Begin

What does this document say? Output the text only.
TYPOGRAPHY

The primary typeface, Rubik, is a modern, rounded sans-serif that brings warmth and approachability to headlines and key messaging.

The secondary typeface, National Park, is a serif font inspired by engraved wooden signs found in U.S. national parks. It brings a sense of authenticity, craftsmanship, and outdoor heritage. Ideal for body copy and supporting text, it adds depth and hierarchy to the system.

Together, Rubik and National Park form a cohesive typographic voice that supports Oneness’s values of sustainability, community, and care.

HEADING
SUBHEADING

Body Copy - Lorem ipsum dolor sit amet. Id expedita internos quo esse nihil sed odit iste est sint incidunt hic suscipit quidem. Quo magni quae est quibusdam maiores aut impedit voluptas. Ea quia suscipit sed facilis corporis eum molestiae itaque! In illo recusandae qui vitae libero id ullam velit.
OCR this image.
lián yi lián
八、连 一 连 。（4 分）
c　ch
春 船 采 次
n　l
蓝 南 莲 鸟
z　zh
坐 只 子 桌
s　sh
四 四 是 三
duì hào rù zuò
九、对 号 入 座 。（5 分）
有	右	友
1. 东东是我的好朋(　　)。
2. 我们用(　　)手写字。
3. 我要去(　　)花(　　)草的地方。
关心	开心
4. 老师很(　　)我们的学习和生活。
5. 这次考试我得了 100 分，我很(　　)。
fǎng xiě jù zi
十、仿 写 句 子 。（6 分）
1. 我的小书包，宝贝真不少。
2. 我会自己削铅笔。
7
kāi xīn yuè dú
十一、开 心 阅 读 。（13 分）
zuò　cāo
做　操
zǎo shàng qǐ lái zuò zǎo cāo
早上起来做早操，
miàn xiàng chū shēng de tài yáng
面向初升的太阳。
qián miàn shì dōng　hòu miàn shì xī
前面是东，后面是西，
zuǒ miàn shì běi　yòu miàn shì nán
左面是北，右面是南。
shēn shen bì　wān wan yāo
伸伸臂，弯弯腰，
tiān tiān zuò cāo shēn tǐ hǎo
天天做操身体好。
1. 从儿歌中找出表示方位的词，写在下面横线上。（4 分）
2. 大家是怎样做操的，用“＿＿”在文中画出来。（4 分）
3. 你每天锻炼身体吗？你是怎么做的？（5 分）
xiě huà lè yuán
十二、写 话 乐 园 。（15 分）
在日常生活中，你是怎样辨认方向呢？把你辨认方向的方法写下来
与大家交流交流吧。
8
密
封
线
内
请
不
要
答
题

End

» **Written task**: Repeat the listing above without any change.

» **Response**:
What does this document say? Output the text only.
TYPOGRAPHY

The primary typeface, Rubik, is a modern, rounded sans-serif that brings warmth and approachability to headlines and key messaging.

The secondary typeface, National Park, is a serif font inspired by engraved wooden signs found in U.S. national parks. It brings a sense of authenticity, craftsmanship, and outdoor heritage. Ideal for body copy and supporting text, it adds depth and hierarchy to the system.

Together, Rubik and National Park form a cohesive typographic voice that supports Oneness’s values of sustainability, community, and care.

HEADING
SUBHEADING

Body Copy - Lorem ipsum dolor sit amet. Id expedita internos quo esse nihil sed odit iste est sint incidunt hic suscipit quidem. Quo magni quae est quibusdam maiores aut impedit voluptas. Ea quia suscipit sed facilis corporis eum molestiae itaque! In illo recusandae qui vitae libero id ullam velit.
OCR this image.
lián yi lián
八、连 一 连 。（4 分）
c　ch
春 船 采 次
n　l
蓝 南 莲 鸟
z　zh
坐 只 子 桌
s　sh
四 四 是 三
duì hào rù zuò
九、对 号 入 座 。（5 分）
有	右	友
1. 东东是我的好朋(　　)。
2. 我们用(　　)手写字。
3. 我要去(　　)花(　　)草的地方。
关心	开心
4. 老师很(　　)我们的学习和生活。
5. 这次考试我得了 100 分，我很(　　)。
fǎng xiě jù zi
十、仿 写 句 子 。（6 分）
1. 我的小书包，宝贝真不少。
2. 我会自己削铅笔。
7
kāi xīn yuè dú
十一、开 心 阅 读 。（13 分）
zuò　cāo
做　操
zǎo shàng qǐ lái zuò zǎo cāo
早上起来做早操，
miàn xiàng chū shēng de tài yáng
面向初升的太阳。
qián miàn shì dōng　hòu miàn shì xī
前面是东，后面是西，
zuǒ miàn shì běi　yòu miàn shì nán
左面是北，右面是南。
shēn shen bì　wān wan yāo
伸伸臂，弯弯腰，
tiān tiān zuò cāo shēn tǐ hǎo
天天做操身体好。
1. 从儿歌中找出表示方位的词，写在下面横线上。（4 分）
2. 大家是怎样做操的，用“＿＿”在文中画出来。（4 分）
3. 你每天锻炼身体吗？你是怎么做的？（5 分）
xiě huà lè yuán
十二、写 话 乐 园 。（15 分）
在日常生活中，你是怎样辨认方向呢？把你辨认方向的方法写下来
与大家交流交流吧。
8
密
封
线
内
请
不
要
答
题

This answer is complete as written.